■ Set exercise ■
Scan the material that follows. Copy every line containing the word "去任之日".

■ Task material ■
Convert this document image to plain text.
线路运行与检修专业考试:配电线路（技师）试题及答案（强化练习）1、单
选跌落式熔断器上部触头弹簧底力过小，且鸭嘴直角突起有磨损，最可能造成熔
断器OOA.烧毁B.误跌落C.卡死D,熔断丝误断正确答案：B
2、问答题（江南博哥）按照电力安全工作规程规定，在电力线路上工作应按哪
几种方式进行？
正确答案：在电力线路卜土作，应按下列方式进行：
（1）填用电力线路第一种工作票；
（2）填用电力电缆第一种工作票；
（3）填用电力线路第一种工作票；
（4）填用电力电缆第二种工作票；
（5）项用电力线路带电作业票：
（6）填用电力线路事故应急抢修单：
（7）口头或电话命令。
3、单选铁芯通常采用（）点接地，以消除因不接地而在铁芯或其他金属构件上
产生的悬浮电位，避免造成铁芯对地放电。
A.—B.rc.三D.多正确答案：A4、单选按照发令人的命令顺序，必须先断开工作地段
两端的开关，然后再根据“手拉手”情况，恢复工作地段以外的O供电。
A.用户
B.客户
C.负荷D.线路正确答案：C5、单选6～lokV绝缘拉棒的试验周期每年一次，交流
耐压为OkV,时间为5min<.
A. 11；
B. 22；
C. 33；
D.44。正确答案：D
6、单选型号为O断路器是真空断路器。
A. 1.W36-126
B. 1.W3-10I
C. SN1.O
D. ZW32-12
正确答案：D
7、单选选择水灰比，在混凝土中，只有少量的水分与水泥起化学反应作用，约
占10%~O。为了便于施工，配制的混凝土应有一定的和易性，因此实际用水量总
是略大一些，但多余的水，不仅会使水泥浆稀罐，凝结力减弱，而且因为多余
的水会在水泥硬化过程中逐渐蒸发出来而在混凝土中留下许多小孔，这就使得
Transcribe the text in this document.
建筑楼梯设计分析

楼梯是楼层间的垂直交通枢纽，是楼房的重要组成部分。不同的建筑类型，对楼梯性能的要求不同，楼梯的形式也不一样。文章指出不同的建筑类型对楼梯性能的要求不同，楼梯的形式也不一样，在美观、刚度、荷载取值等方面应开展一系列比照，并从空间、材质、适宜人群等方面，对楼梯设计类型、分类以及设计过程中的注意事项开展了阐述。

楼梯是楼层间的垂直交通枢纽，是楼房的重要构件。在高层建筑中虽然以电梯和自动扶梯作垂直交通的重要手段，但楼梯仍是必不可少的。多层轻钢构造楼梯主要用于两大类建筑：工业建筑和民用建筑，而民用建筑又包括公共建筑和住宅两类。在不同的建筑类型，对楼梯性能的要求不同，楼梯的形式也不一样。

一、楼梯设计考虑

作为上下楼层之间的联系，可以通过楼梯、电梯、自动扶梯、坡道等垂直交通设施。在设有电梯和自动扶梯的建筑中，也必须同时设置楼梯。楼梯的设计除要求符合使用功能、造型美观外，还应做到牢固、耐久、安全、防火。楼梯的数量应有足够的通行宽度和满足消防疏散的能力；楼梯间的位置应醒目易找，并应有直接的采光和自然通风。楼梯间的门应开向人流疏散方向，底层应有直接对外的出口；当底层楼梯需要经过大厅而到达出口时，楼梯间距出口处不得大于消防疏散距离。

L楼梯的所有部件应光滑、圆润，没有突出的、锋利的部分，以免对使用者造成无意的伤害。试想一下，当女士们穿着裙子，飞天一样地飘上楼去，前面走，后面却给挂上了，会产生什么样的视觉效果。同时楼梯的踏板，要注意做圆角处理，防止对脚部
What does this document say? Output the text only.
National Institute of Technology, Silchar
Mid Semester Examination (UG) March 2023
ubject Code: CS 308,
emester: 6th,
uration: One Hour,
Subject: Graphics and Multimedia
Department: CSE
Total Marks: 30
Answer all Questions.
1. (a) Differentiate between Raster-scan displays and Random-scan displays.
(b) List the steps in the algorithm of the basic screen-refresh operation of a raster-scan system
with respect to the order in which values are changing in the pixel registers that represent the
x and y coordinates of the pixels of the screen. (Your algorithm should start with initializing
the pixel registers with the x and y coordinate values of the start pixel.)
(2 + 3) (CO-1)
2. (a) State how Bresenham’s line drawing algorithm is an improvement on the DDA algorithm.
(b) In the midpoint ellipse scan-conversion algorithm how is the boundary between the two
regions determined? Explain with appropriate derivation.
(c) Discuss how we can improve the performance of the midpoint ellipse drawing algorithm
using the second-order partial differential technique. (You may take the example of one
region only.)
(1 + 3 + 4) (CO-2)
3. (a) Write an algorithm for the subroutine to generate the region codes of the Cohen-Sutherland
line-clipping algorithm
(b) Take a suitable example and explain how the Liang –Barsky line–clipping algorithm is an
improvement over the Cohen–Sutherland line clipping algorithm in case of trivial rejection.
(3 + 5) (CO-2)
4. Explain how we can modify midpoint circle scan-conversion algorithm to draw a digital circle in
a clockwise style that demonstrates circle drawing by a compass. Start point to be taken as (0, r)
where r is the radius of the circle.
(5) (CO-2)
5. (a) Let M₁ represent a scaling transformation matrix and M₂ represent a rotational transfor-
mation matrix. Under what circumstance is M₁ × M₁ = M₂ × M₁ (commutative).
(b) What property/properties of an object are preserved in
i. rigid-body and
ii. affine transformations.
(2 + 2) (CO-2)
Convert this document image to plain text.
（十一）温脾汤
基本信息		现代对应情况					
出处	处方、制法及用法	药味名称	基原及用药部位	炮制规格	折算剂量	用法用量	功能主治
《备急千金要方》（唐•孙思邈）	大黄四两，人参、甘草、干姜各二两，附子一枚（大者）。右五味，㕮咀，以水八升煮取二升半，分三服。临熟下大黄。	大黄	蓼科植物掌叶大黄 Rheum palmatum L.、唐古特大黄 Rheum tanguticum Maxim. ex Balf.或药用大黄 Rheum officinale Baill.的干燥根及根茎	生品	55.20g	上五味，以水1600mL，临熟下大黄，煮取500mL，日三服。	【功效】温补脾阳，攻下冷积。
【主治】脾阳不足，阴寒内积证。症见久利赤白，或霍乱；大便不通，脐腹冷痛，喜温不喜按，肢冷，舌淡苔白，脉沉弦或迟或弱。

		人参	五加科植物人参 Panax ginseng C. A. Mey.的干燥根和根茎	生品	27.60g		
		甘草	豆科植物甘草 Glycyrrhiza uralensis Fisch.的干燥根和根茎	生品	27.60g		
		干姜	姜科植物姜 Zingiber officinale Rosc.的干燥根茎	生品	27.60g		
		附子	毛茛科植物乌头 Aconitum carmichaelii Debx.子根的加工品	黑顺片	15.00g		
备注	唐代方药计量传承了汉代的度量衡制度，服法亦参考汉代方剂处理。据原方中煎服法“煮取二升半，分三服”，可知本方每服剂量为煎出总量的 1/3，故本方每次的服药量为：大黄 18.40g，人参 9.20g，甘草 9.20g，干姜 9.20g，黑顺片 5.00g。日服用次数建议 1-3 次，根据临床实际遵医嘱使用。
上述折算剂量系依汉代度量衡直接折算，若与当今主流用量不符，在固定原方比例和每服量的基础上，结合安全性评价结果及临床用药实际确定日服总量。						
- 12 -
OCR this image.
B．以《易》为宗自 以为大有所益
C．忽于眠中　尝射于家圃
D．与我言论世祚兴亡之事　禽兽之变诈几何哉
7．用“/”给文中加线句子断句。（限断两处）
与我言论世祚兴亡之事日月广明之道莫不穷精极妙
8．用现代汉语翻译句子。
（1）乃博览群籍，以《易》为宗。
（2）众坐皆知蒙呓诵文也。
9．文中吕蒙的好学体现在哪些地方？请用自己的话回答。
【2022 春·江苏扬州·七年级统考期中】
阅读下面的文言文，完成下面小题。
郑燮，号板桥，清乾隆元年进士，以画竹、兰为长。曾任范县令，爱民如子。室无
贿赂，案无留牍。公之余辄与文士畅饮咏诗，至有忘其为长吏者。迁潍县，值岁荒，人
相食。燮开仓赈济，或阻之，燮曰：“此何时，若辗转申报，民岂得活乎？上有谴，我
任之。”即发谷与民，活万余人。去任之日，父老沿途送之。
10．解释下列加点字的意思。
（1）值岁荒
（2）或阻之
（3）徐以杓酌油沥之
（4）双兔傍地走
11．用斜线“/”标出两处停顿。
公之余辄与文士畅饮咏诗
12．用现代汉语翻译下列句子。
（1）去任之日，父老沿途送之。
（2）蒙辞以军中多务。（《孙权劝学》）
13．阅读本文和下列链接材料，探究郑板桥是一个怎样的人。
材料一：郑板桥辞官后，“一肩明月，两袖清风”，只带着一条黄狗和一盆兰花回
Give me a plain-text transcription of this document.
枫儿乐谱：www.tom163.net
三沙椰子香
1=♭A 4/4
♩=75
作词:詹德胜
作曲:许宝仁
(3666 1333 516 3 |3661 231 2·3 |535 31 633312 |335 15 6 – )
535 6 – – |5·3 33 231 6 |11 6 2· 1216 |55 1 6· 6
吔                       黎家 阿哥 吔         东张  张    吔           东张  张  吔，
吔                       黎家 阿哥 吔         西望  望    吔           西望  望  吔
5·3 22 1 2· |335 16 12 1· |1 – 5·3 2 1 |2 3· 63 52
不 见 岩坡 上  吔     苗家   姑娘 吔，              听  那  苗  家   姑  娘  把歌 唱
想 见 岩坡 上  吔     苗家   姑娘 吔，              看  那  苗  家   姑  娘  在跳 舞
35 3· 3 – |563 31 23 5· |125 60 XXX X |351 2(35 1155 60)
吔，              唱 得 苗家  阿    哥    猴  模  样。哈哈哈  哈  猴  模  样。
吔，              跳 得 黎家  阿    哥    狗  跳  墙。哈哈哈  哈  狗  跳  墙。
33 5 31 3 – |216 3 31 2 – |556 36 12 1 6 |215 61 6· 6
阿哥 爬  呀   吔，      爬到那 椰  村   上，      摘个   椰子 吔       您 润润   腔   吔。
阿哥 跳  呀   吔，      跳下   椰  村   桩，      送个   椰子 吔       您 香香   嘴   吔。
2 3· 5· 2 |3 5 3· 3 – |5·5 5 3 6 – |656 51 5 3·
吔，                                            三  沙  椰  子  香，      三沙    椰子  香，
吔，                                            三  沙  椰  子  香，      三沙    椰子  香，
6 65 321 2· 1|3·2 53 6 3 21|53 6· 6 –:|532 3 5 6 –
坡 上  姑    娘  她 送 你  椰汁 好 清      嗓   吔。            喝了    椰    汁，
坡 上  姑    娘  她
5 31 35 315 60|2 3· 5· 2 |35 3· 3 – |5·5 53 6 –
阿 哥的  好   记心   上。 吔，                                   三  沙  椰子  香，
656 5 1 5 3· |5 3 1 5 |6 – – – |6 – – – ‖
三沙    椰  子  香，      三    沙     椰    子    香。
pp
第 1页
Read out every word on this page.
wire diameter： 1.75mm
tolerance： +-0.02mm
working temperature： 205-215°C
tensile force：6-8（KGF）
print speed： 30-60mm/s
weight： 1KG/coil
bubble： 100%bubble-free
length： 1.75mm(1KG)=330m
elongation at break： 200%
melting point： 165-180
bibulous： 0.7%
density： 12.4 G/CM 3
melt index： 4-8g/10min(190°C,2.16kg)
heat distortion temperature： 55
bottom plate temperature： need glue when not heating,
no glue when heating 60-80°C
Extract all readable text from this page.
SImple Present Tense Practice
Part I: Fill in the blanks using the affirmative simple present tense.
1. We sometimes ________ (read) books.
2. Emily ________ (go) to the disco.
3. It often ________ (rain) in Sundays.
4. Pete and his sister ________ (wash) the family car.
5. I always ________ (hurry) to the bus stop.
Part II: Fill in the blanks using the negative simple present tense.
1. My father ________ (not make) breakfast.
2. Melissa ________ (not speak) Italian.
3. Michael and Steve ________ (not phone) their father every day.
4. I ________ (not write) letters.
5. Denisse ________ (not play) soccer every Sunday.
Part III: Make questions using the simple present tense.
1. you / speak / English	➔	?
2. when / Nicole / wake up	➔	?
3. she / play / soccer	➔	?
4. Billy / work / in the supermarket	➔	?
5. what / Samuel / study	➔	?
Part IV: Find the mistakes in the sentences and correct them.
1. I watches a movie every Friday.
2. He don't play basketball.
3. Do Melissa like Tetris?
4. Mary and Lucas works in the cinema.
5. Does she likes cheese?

■ Written solution ■
任之。”即发谷与民，活万余人。去任之日，父老沿途送之。
（1）去任之日，父老沿途送之。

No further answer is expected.